▸ Task to carry out
Select and copy out every line in the records containing "this".

▸ Records provided
---------------
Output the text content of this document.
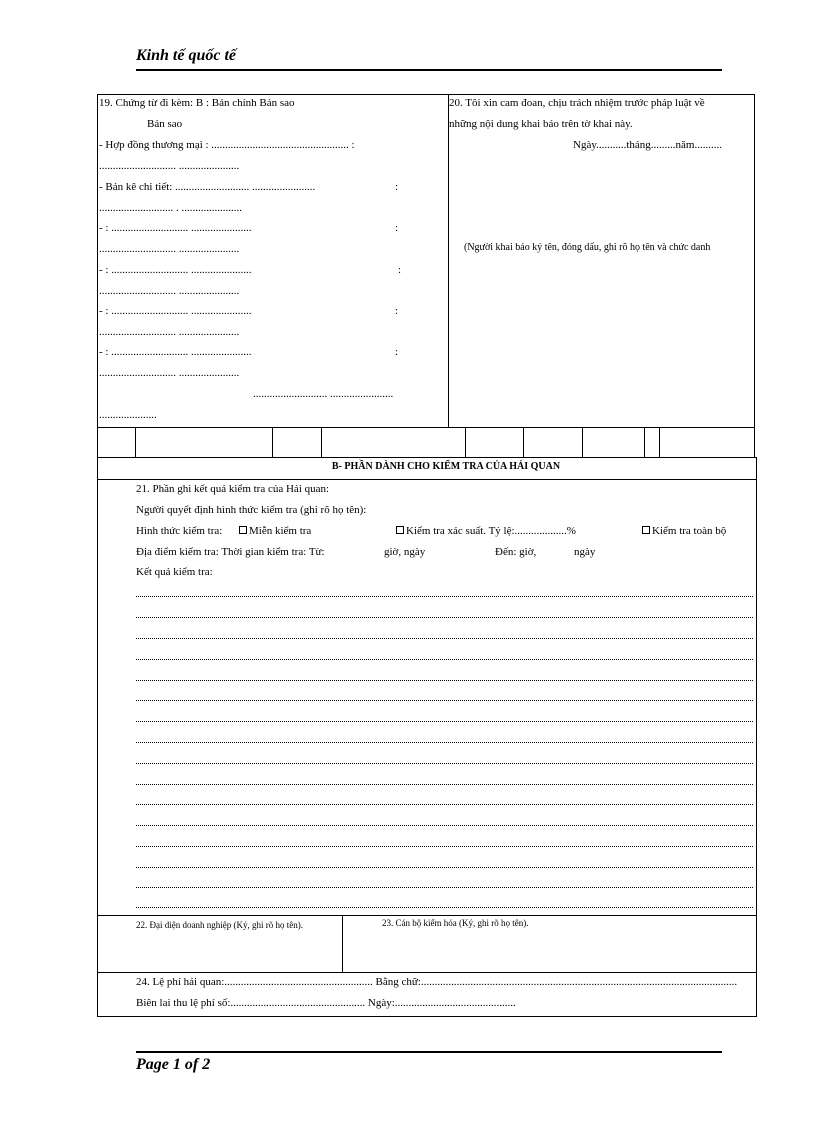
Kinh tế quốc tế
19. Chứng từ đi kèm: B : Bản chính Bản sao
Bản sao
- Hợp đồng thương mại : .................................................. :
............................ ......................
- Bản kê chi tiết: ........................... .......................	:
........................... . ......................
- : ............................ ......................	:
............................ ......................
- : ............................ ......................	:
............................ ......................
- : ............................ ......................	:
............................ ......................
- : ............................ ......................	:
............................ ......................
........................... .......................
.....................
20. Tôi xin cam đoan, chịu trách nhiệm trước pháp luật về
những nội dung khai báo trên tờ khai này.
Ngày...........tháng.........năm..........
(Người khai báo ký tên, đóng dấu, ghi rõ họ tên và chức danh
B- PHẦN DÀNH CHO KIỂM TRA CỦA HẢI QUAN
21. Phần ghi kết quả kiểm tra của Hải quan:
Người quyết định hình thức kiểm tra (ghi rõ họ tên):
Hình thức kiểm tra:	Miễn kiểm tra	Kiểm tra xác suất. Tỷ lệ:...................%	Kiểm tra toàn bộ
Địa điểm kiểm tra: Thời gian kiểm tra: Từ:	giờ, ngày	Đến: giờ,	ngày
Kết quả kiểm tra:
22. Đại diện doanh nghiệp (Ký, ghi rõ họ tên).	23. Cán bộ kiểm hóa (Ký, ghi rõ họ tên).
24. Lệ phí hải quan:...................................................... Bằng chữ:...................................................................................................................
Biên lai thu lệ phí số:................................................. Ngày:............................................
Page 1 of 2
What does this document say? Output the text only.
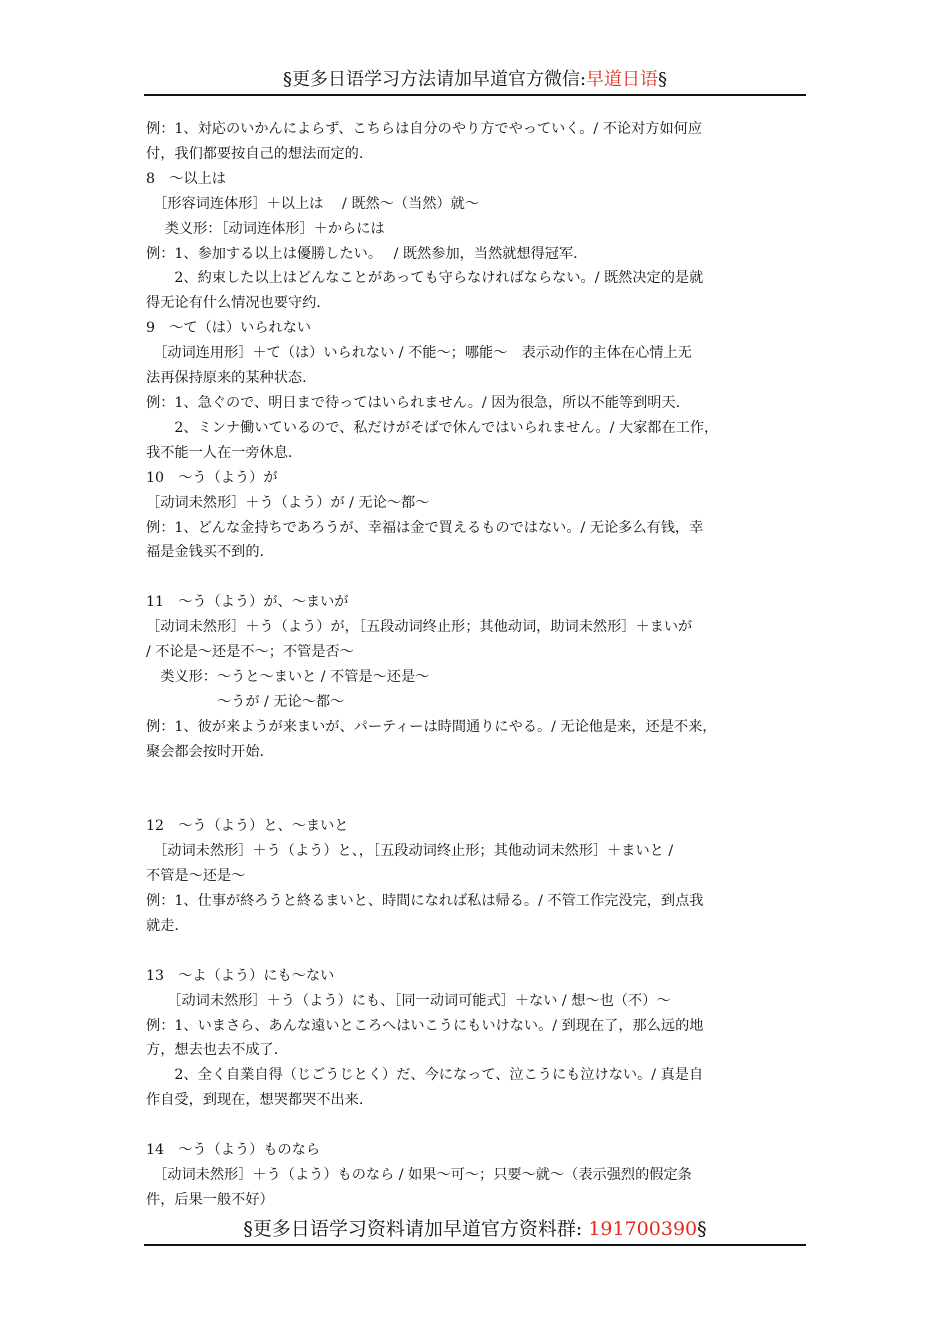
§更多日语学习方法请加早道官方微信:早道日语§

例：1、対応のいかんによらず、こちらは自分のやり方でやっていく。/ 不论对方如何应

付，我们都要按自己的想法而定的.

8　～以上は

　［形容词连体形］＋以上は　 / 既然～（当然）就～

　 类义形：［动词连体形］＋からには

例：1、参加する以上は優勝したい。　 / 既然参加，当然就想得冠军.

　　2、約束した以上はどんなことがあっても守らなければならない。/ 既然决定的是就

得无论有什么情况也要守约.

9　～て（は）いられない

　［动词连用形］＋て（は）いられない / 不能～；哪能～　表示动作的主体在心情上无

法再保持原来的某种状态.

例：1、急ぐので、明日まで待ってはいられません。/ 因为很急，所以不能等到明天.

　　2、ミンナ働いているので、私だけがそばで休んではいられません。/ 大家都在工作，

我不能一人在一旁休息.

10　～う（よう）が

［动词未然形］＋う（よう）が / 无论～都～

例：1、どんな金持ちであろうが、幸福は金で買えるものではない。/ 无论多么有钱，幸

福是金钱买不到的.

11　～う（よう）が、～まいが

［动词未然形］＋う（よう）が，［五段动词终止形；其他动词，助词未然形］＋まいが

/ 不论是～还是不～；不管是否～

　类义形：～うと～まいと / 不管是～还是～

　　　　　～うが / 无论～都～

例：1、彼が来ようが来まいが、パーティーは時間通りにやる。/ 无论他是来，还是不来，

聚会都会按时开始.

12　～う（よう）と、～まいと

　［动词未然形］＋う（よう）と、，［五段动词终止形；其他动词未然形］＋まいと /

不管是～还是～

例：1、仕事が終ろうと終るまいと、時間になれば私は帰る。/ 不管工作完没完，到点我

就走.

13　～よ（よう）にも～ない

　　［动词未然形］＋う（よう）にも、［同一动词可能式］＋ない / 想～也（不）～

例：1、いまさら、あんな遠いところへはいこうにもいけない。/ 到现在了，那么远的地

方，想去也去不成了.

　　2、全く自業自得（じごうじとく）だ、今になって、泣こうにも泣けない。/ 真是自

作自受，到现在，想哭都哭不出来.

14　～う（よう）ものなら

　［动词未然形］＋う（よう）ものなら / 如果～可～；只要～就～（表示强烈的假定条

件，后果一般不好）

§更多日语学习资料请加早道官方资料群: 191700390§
---------------
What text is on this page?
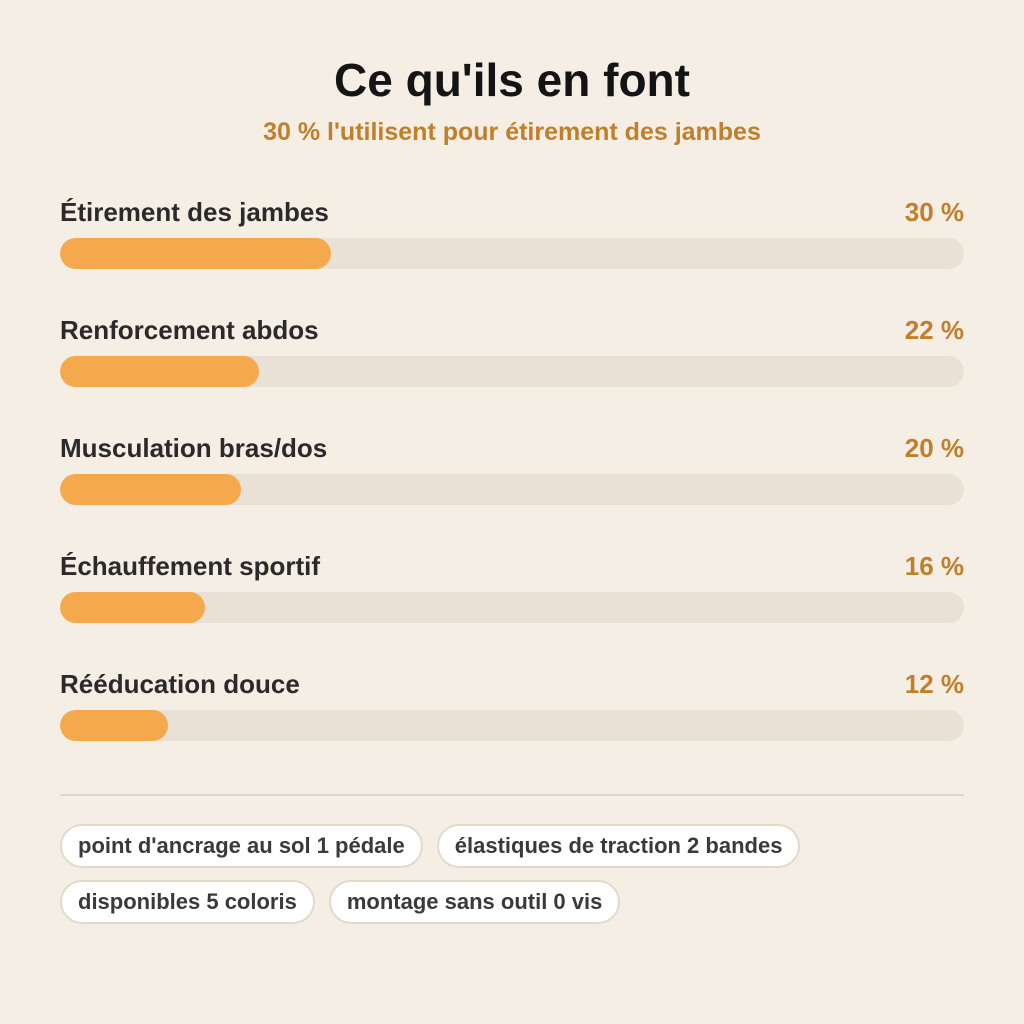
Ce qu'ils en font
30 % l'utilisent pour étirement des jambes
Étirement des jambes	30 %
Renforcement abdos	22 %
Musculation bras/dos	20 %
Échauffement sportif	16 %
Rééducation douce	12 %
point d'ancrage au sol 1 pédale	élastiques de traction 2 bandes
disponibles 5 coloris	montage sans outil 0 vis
---------------
▸ Worked solution
Output the text content of this document.
What does this document say? Output the text only.
What text is on this page?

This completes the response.